■ Given text ■
○ ○ ○

There is much of value in Fish’s Times piece, but unfortunately, there’s much that’s problematic. Fish is right, in my view, that the Dworkinian approach to constitutional interpretation rewrites the constitutional text; it doesn’t interpret it. (I make a similar, but stronger, argument against Dworkin’s constitutional jurisprudence in the second chapter of my book, Constitutional Revolutions.) Fish correctly distinguishes between “seeking the meaning the framers intended” and “seeking the best interpretation of the Constitution.” The former sticks to authorial meaning, while the latter seeks “to satisfy some extra-authorial standard, the standard of what someone — but not the framers — regards as morally and philosophical best. An interpreter who does that will no longer be engaged in the effort to determine what some agent or agents mean by these words. Instead, he or she will have traded in that humble task for the more exalted task of giving moral guidance to the world.” This might sometimes be so, but not if the interpreter discovers the moral guidance in the framers’ text. That, of course, is the issue between Fish and Dworkin’s approach to constitutional law. Fish says we can use moral philosophy in interpretation only if the moral imperatives we select belong to the framers, no matter how defective those moral imperatives might now be. In Dworkin’s view, we can only be faithful to the framers’ text, and the morality contained therein, if we in interpret it, from our perspective and with contemporary knowledge in mind, as the best morality it can be simplicter. That, however, advances a tendentious conception of fidelity to the framer’s intentions or to the original meaning of the words and sentence the framers employed in writing the Constitution.

○ ○ ○

■ Entries ■

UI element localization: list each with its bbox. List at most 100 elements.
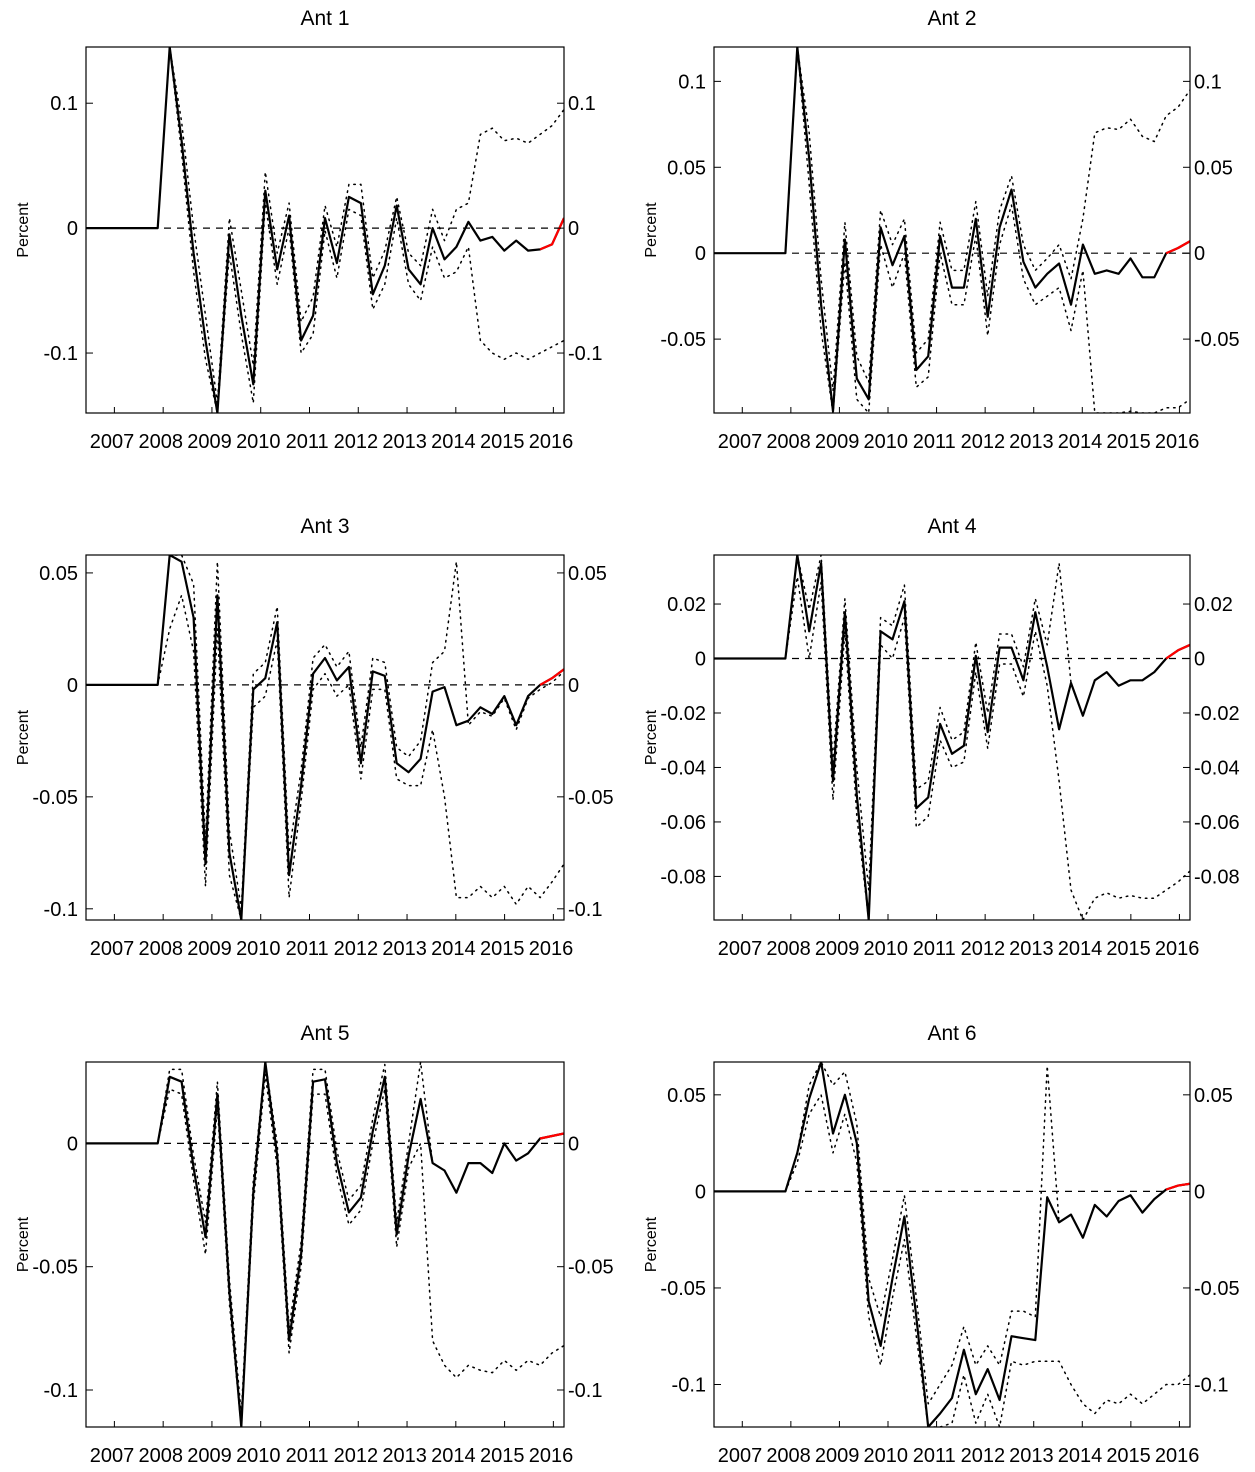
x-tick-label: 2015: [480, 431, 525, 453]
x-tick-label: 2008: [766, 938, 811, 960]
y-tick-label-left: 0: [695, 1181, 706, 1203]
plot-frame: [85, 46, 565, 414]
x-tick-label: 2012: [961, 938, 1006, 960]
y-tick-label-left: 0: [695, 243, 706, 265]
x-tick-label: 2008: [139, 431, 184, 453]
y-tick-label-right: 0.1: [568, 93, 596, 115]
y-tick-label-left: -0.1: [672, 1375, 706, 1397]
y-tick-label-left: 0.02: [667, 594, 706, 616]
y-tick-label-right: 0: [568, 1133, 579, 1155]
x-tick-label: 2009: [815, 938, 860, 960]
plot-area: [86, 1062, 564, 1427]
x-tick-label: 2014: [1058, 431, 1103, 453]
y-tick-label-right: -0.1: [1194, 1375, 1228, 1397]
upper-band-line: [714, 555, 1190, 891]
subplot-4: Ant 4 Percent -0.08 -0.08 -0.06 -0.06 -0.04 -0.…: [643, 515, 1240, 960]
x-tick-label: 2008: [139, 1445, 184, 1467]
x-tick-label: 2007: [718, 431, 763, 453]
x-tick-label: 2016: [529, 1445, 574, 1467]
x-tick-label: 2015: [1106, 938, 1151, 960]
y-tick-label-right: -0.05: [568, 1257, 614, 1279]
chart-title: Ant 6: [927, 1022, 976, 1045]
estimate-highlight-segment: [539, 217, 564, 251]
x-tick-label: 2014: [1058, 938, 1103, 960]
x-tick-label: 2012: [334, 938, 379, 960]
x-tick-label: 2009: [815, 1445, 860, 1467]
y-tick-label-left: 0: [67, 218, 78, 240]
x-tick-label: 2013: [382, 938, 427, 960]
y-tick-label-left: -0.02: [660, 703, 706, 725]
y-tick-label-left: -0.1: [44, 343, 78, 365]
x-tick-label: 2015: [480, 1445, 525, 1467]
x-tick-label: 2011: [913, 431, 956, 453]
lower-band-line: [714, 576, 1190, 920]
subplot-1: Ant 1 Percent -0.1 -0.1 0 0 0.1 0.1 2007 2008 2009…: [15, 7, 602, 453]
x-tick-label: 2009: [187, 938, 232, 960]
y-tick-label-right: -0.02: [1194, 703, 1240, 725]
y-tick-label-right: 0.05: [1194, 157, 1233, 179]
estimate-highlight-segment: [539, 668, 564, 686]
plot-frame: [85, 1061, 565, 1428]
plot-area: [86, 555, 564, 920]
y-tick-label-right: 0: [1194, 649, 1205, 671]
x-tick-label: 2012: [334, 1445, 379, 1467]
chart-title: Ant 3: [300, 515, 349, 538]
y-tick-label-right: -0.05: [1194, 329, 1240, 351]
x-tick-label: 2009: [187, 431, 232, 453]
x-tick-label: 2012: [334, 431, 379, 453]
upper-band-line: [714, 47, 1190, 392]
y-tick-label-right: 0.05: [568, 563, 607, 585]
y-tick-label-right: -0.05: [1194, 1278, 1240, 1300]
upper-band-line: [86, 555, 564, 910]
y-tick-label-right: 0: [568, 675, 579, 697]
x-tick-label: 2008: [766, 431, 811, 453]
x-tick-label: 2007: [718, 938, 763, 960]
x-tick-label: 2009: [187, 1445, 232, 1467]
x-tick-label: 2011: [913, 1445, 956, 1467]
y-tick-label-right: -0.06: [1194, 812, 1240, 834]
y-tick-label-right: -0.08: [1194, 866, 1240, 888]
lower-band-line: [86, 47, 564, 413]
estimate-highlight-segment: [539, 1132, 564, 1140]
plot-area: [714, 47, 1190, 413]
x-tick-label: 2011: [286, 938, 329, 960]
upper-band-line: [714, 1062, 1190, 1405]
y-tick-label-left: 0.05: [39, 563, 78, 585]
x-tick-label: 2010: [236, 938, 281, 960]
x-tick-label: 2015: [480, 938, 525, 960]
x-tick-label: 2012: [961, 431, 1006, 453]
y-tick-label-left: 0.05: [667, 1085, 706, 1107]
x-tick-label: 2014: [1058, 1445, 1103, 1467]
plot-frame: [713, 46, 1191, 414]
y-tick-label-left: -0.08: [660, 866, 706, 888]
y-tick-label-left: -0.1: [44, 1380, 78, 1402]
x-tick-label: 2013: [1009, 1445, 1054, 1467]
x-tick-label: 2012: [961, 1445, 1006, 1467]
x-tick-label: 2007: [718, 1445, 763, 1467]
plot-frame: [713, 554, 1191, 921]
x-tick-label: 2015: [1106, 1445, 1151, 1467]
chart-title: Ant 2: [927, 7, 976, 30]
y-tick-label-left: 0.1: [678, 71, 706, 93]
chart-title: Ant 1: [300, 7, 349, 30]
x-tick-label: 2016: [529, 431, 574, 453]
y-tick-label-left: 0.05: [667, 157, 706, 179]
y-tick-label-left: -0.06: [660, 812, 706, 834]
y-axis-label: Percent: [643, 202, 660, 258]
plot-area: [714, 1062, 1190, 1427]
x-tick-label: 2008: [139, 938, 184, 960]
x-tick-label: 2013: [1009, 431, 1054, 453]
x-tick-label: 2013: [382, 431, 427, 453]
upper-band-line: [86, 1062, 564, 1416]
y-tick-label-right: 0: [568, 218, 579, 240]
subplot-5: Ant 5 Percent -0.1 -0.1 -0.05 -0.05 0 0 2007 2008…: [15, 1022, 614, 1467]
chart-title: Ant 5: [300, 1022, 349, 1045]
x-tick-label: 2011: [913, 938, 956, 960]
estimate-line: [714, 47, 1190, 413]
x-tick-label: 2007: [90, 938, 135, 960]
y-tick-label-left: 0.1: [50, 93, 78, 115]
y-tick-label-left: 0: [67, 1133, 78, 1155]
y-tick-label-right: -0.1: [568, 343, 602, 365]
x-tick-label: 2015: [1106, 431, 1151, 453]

○ ○ ○

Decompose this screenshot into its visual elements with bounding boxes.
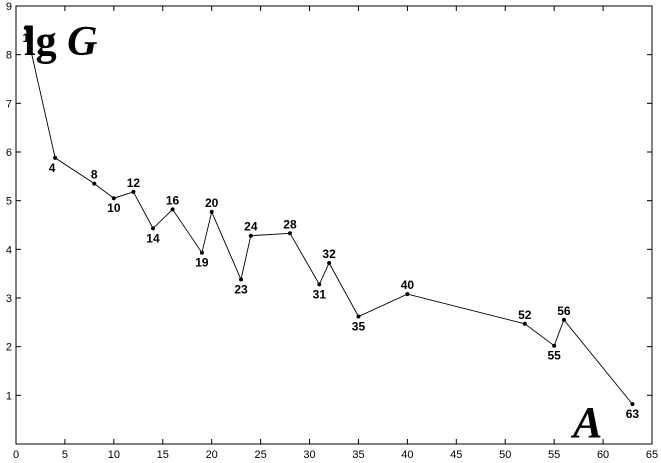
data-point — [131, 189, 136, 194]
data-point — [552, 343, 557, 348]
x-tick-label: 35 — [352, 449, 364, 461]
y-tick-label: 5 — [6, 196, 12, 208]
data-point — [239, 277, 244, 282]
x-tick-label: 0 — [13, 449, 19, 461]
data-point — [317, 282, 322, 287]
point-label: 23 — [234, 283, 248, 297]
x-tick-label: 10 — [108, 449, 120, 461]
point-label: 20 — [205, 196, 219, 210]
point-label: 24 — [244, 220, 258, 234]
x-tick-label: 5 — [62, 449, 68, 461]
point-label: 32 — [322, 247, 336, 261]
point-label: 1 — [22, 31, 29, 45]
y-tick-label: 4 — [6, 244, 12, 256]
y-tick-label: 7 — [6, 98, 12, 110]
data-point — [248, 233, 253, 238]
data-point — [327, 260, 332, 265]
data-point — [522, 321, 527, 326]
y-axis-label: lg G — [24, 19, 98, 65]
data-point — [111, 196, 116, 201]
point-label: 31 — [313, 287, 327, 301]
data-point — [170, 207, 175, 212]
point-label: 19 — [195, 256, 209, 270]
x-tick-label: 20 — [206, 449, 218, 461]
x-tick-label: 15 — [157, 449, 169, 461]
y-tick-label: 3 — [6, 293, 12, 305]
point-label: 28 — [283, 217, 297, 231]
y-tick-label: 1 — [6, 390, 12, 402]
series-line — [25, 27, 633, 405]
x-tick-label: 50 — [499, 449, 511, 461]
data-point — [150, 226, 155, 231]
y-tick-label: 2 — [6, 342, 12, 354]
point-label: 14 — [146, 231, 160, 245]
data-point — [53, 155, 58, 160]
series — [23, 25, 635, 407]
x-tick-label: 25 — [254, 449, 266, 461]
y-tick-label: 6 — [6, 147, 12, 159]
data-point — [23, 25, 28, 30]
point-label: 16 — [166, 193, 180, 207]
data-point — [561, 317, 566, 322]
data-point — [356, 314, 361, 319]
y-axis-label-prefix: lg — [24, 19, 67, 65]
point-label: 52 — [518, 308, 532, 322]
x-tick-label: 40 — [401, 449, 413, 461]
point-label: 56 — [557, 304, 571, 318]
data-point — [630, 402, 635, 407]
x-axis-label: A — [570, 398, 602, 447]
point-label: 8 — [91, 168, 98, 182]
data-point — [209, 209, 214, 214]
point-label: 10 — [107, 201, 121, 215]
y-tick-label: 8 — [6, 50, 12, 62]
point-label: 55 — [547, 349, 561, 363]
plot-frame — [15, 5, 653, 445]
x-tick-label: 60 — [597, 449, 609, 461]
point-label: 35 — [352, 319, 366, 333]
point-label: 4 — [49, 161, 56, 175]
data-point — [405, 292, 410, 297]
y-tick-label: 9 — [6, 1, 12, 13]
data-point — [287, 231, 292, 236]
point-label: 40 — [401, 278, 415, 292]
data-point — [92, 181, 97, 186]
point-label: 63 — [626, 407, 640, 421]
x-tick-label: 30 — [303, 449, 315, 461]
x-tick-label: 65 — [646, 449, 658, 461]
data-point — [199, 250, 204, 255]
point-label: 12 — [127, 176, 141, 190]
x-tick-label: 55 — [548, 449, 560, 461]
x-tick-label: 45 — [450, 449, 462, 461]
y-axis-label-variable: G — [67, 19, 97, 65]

○ ○ ○

■ Task directions ■
In the passage on constitutional interpretation, what does Fish say the Dworkinian approach does to the constitutional text? You can leave the lines out.

■ Task response ■
It rewrites the constitutional text instead of interpreting it.